**Required task**
Output the stretch of lines from the one containing "List 27 of the" through the one containing "y-tick-label: 2,0 (30, 359, 51, 377)", copying each line without alteration and omitting the pictures.

**Dataset excerpts**
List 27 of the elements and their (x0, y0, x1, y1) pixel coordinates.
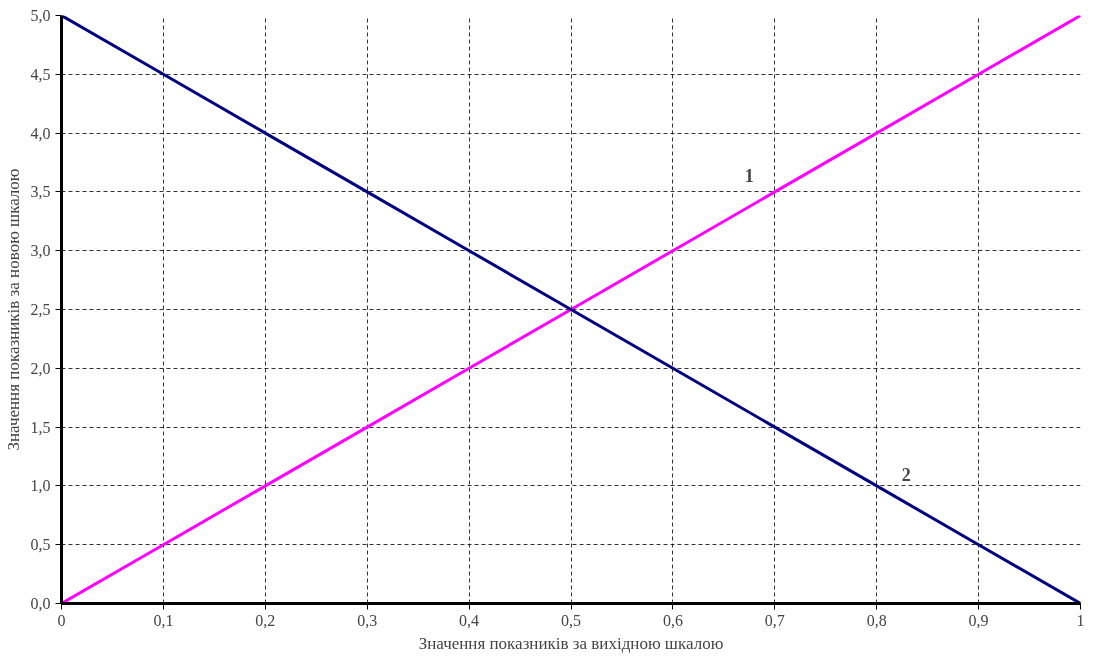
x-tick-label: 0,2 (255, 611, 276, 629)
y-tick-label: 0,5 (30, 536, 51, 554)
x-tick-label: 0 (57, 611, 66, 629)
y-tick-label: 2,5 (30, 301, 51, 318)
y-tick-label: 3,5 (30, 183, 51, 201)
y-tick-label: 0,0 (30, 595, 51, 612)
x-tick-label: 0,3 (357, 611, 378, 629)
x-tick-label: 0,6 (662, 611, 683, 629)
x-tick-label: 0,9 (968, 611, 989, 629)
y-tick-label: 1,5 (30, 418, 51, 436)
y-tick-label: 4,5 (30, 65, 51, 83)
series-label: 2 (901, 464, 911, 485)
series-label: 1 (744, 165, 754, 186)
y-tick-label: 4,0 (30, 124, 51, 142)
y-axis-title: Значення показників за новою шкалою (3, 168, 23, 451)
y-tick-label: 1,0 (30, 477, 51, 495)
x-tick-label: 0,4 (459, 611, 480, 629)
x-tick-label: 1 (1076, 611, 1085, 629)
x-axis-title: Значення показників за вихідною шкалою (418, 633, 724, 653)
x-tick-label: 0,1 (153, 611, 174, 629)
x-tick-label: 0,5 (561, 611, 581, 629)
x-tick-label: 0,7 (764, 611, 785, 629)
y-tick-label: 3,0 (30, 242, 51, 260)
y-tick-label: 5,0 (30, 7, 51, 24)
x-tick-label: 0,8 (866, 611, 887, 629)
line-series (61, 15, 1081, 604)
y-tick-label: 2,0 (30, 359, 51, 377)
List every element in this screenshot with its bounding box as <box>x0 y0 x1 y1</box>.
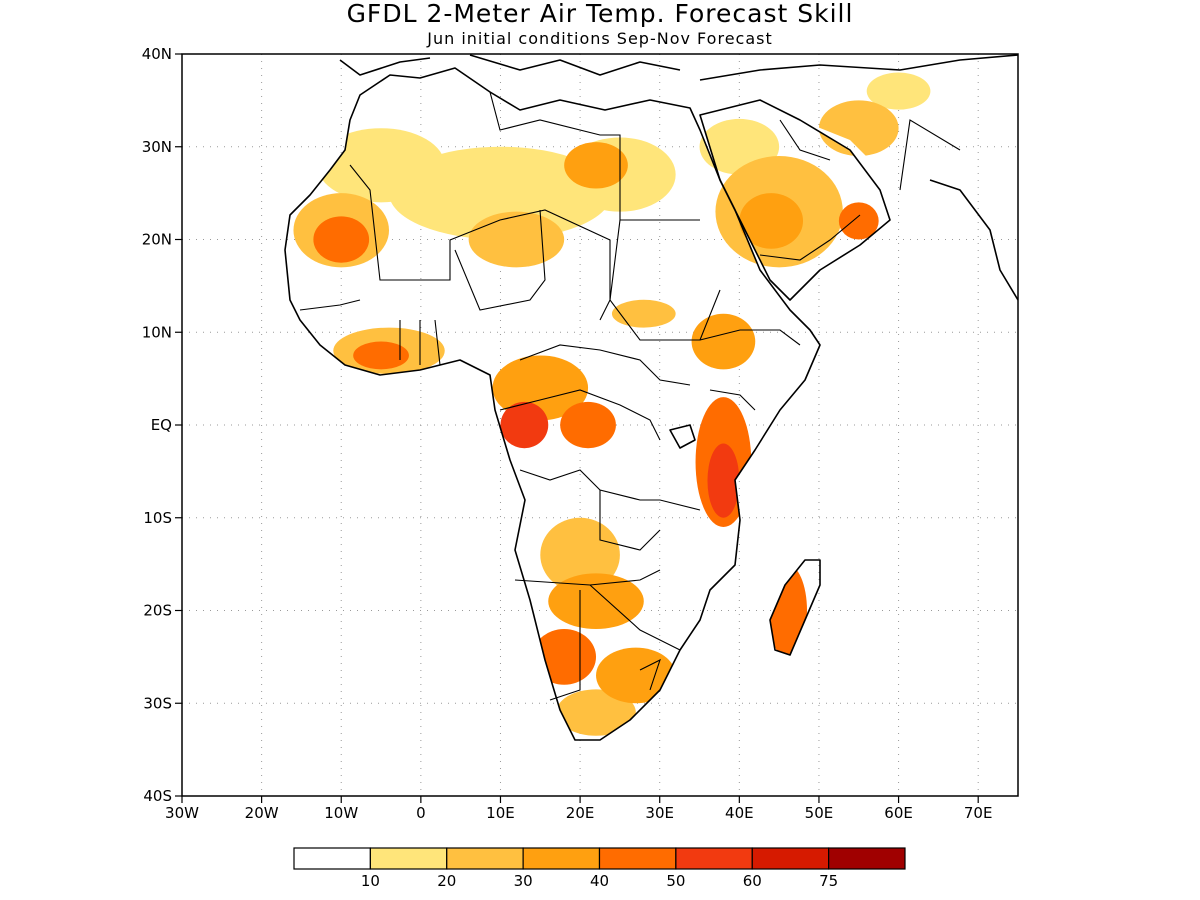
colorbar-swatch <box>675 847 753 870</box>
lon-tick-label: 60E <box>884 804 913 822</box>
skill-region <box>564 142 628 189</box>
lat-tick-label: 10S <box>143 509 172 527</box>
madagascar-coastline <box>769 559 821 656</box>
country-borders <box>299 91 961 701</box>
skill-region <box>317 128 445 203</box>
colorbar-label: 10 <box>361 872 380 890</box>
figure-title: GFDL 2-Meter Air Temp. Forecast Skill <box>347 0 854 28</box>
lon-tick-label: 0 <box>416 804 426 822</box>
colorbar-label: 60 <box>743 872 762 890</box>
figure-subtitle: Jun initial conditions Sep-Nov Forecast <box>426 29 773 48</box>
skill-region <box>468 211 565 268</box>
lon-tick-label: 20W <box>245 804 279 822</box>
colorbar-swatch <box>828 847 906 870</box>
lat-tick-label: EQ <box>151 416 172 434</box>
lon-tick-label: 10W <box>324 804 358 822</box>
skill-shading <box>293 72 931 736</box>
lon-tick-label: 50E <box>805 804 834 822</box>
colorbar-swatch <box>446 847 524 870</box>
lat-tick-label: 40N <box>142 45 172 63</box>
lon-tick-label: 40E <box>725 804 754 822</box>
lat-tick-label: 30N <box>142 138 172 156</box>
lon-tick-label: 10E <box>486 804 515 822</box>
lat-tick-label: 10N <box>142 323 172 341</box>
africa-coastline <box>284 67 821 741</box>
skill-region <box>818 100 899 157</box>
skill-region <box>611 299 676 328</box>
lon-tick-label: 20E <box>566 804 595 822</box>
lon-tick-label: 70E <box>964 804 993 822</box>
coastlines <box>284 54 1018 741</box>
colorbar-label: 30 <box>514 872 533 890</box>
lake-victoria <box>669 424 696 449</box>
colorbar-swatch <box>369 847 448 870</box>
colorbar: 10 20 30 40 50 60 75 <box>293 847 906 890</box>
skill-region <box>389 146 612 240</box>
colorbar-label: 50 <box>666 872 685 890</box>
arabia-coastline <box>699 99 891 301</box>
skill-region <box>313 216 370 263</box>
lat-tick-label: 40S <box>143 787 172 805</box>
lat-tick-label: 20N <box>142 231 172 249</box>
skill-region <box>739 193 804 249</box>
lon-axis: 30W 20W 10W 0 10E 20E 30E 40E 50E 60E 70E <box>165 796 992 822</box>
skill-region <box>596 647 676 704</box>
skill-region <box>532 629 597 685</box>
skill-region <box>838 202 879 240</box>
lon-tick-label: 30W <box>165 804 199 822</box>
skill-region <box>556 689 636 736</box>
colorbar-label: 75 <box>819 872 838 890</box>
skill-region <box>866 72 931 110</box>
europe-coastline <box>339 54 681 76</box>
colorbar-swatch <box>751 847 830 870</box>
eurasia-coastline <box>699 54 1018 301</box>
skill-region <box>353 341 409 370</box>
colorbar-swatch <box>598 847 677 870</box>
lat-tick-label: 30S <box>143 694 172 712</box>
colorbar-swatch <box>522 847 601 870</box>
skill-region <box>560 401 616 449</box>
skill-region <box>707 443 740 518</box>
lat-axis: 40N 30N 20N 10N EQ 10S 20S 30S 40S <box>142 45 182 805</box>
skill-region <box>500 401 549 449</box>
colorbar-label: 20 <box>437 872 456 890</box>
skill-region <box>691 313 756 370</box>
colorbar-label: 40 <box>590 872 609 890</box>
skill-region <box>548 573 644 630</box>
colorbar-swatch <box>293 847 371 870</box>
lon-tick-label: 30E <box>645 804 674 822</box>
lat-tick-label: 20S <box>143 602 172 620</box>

--

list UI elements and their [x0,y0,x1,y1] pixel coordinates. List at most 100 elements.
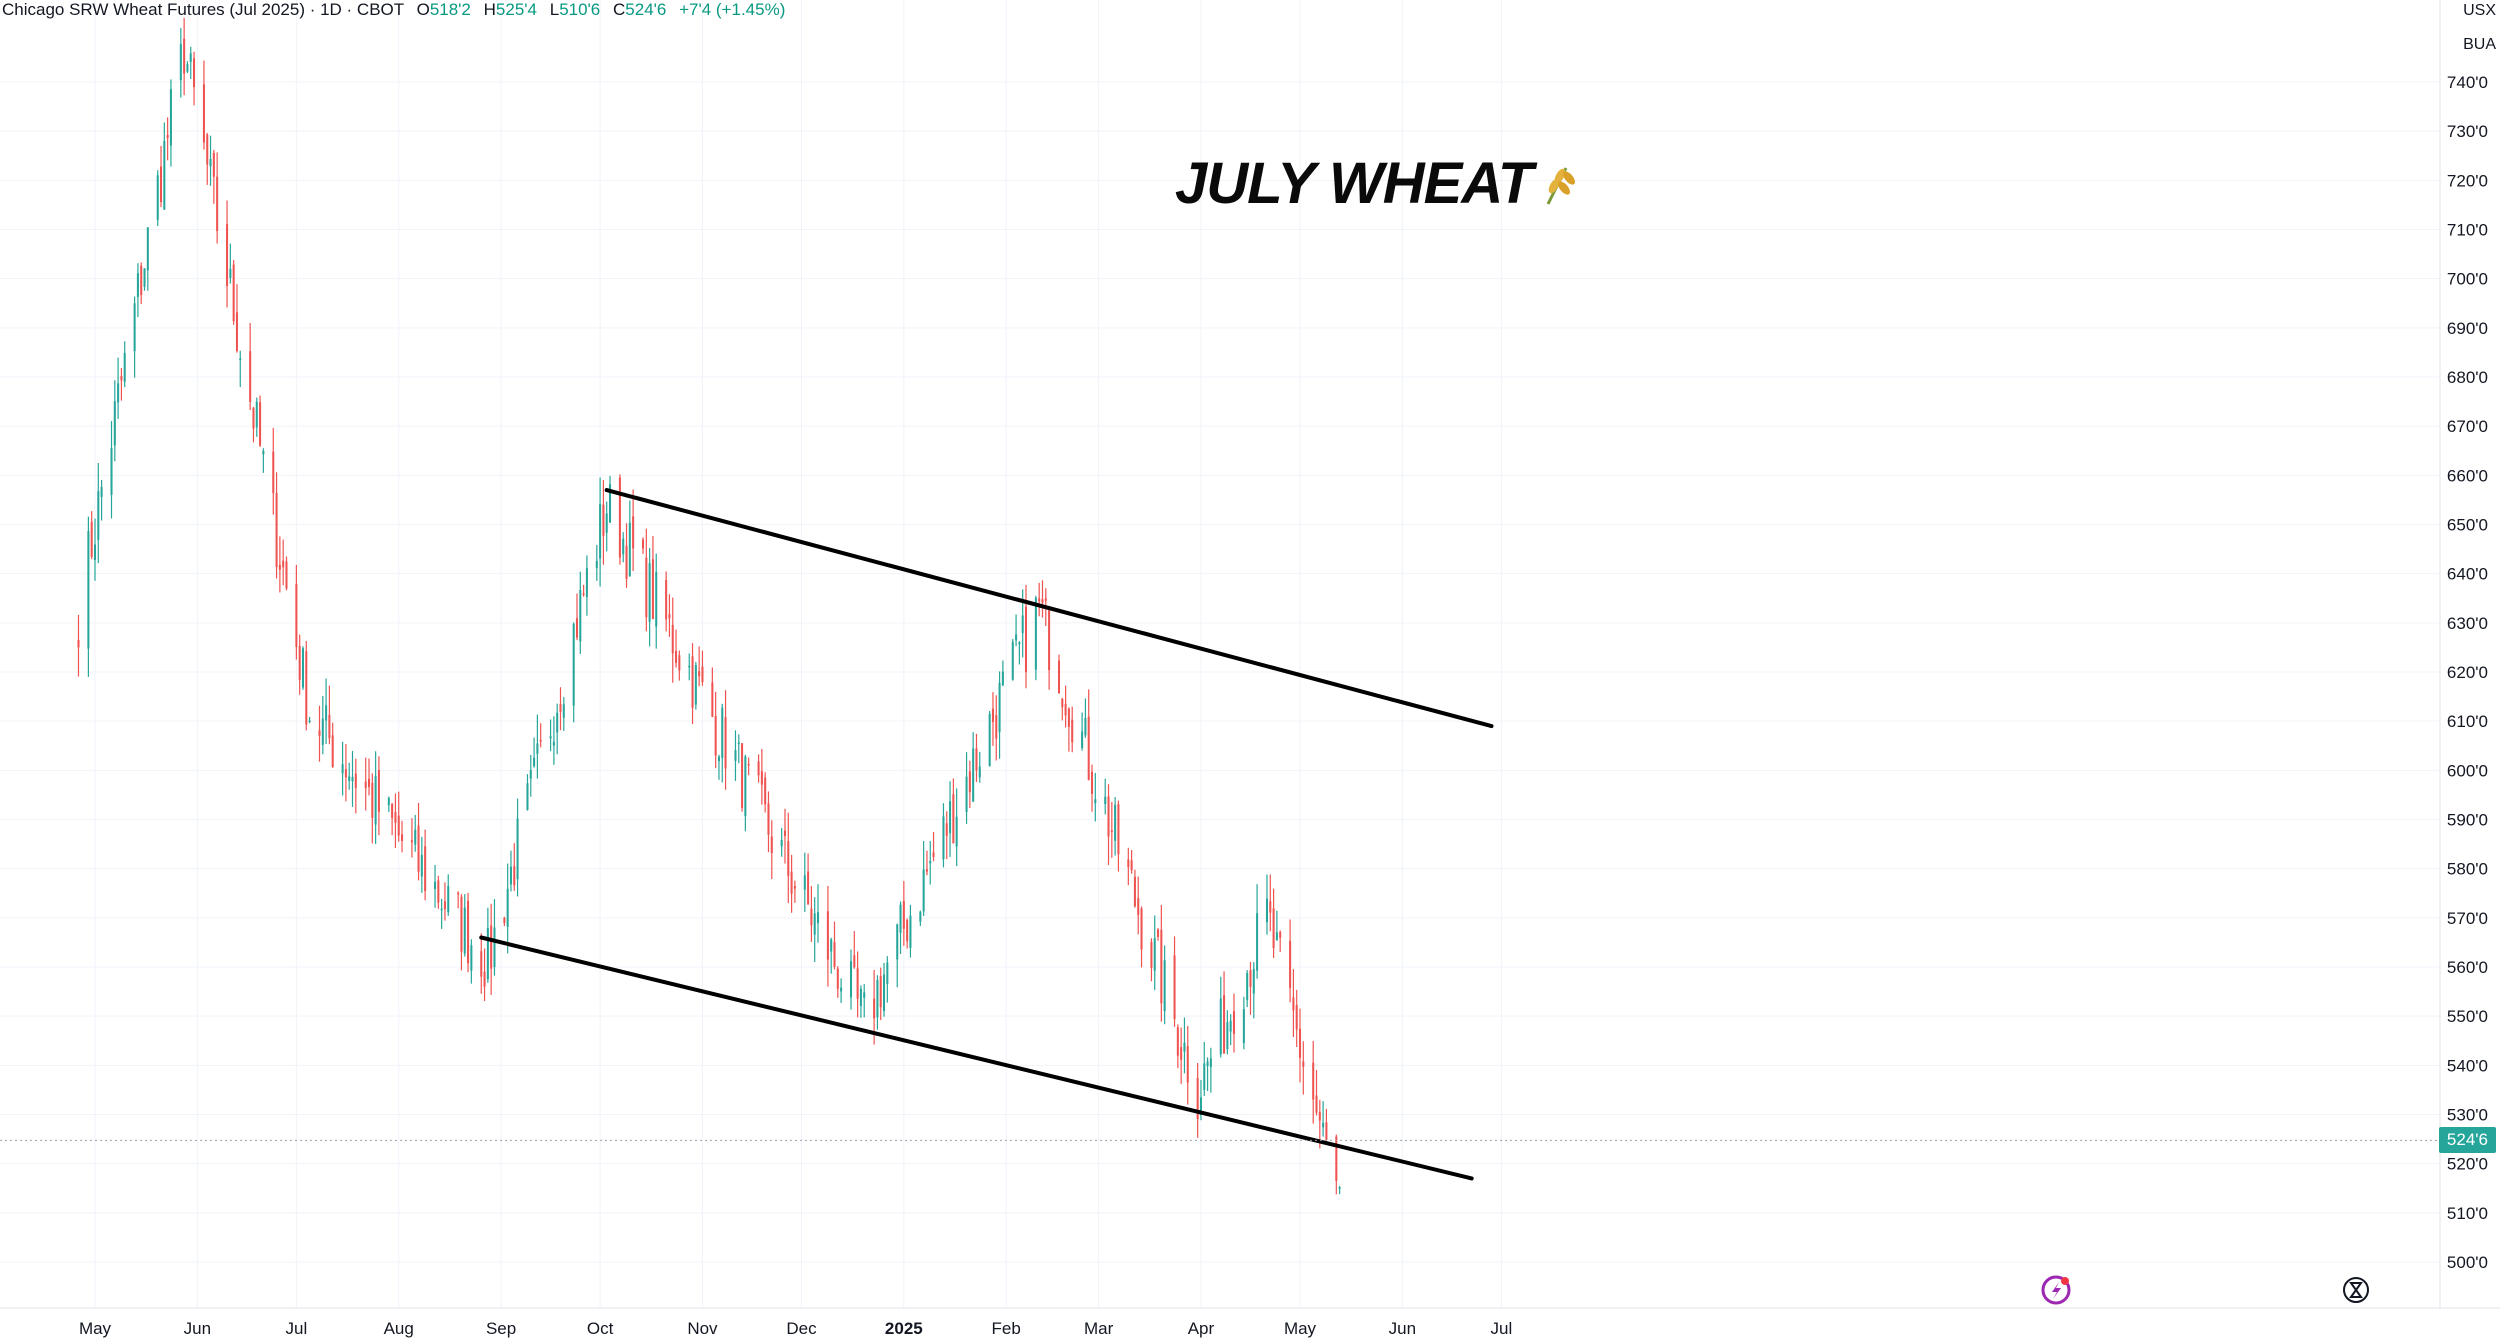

**Result of the exercise**
List 27 of the elements and their (x0, y0, x1, y1) pixel coordinates.
x-tick-label: 0,2 (255, 611, 276, 629)
y-tick-label: 0,5 (30, 536, 51, 554)
x-tick-label: 0 (57, 611, 66, 629)
y-tick-label: 2,5 (30, 301, 51, 318)
y-tick-label: 3,5 (30, 183, 51, 201)
y-tick-label: 0,0 (30, 595, 51, 612)
x-tick-label: 0,3 (357, 611, 378, 629)
x-tick-label: 0,6 (662, 611, 683, 629)
x-tick-label: 0,9 (968, 611, 989, 629)
y-tick-label: 1,5 (30, 418, 51, 436)
y-tick-label: 4,5 (30, 65, 51, 83)
series-label: 2 (901, 464, 911, 485)
series-label: 1 (744, 165, 754, 186)
y-tick-label: 4,0 (30, 124, 51, 142)
y-axis-title: Значення показників за новою шкалою (3, 168, 23, 451)
y-tick-label: 1,0 (30, 477, 51, 495)
x-tick-label: 0,4 (459, 611, 480, 629)
x-tick-label: 1 (1076, 611, 1085, 629)
x-axis-title: Значення показників за вихідною шкалою (418, 633, 724, 653)
x-tick-label: 0,1 (153, 611, 174, 629)
x-tick-label: 0,5 (561, 611, 581, 629)
x-tick-label: 0,7 (764, 611, 785, 629)
y-tick-label: 3,0 (30, 242, 51, 260)
y-tick-label: 5,0 (30, 7, 51, 24)
x-tick-label: 0,8 (866, 611, 887, 629)
line-series (61, 15, 1081, 604)
y-tick-label: 2,0 (30, 359, 51, 377)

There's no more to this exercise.